### GIVEN RECORDS:

****

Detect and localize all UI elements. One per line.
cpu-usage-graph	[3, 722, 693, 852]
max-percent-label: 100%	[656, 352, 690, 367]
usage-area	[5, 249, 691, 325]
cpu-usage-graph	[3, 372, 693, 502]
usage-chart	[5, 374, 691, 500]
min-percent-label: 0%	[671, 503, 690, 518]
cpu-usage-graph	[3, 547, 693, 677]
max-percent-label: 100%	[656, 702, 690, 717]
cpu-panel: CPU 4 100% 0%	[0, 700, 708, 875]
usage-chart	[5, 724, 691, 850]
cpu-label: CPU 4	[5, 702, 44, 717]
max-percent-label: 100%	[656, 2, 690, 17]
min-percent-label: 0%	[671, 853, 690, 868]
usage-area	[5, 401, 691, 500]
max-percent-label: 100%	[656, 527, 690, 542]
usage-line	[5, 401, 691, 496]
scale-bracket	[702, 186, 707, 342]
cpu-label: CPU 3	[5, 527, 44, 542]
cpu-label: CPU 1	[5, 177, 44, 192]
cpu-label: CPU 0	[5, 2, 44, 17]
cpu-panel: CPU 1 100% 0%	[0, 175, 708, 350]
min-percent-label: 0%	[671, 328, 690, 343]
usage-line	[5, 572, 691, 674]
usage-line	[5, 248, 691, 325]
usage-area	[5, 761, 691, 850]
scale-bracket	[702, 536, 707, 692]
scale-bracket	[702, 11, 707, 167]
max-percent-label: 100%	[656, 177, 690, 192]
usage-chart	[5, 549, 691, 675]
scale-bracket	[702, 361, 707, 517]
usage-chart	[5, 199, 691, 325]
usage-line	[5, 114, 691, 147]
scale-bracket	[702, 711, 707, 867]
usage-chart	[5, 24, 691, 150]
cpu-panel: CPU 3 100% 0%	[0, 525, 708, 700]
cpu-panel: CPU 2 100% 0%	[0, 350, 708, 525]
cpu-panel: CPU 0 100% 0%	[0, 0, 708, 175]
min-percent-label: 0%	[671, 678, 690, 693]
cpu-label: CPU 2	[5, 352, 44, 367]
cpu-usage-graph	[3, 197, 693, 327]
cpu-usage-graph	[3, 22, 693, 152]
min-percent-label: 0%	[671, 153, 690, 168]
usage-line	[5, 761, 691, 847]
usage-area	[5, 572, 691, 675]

****

### EXERCISE DESCRIPTION:
Copy every line of the records above, character for character.

### RESULT OF THIS EXERCISE:
Detect and localize all UI elements. One per line.
cpu-usage-graph	[3, 722, 693, 852]
max-percent-label: 100%	[656, 352, 690, 367]
usage-area	[5, 249, 691, 325]
cpu-usage-graph	[3, 372, 693, 502]
usage-chart	[5, 374, 691, 500]
min-percent-label: 0%	[671, 503, 690, 518]
cpu-usage-graph	[3, 547, 693, 677]
max-percent-label: 100%	[656, 702, 690, 717]
cpu-panel: CPU 4 100% 0%	[0, 700, 708, 875]
usage-chart	[5, 724, 691, 850]
cpu-label: CPU 4	[5, 702, 44, 717]
max-percent-label: 100%	[656, 2, 690, 17]
min-percent-label: 0%	[671, 853, 690, 868]
usage-area	[5, 401, 691, 500]
max-percent-label: 100%	[656, 527, 690, 542]
usage-line	[5, 401, 691, 496]
scale-bracket	[702, 186, 707, 342]
cpu-label: CPU 3	[5, 527, 44, 542]
cpu-label: CPU 1	[5, 177, 44, 192]
cpu-label: CPU 0	[5, 2, 44, 17]
cpu-panel: CPU 1 100% 0%	[0, 175, 708, 350]
min-percent-label: 0%	[671, 328, 690, 343]
usage-line	[5, 572, 691, 674]
usage-line	[5, 248, 691, 325]
usage-area	[5, 761, 691, 850]
scale-bracket	[702, 536, 707, 692]
scale-bracket	[702, 11, 707, 167]
max-percent-label: 100%	[656, 177, 690, 192]
usage-chart	[5, 549, 691, 675]
scale-bracket	[702, 361, 707, 517]
usage-chart	[5, 199, 691, 325]
usage-line	[5, 114, 691, 147]
scale-bracket	[702, 711, 707, 867]
usage-chart	[5, 24, 691, 150]
cpu-panel: CPU 3 100% 0%	[0, 525, 708, 700]
cpu-panel: CPU 2 100% 0%	[0, 350, 708, 525]
cpu-panel: CPU 0 100% 0%	[0, 0, 708, 175]
min-percent-label: 0%	[671, 678, 690, 693]
cpu-label: CPU 2	[5, 352, 44, 367]
cpu-usage-graph	[3, 197, 693, 327]
cpu-usage-graph	[3, 22, 693, 152]
min-percent-label: 0%	[671, 153, 690, 168]
usage-line	[5, 761, 691, 847]
usage-area	[5, 572, 691, 675]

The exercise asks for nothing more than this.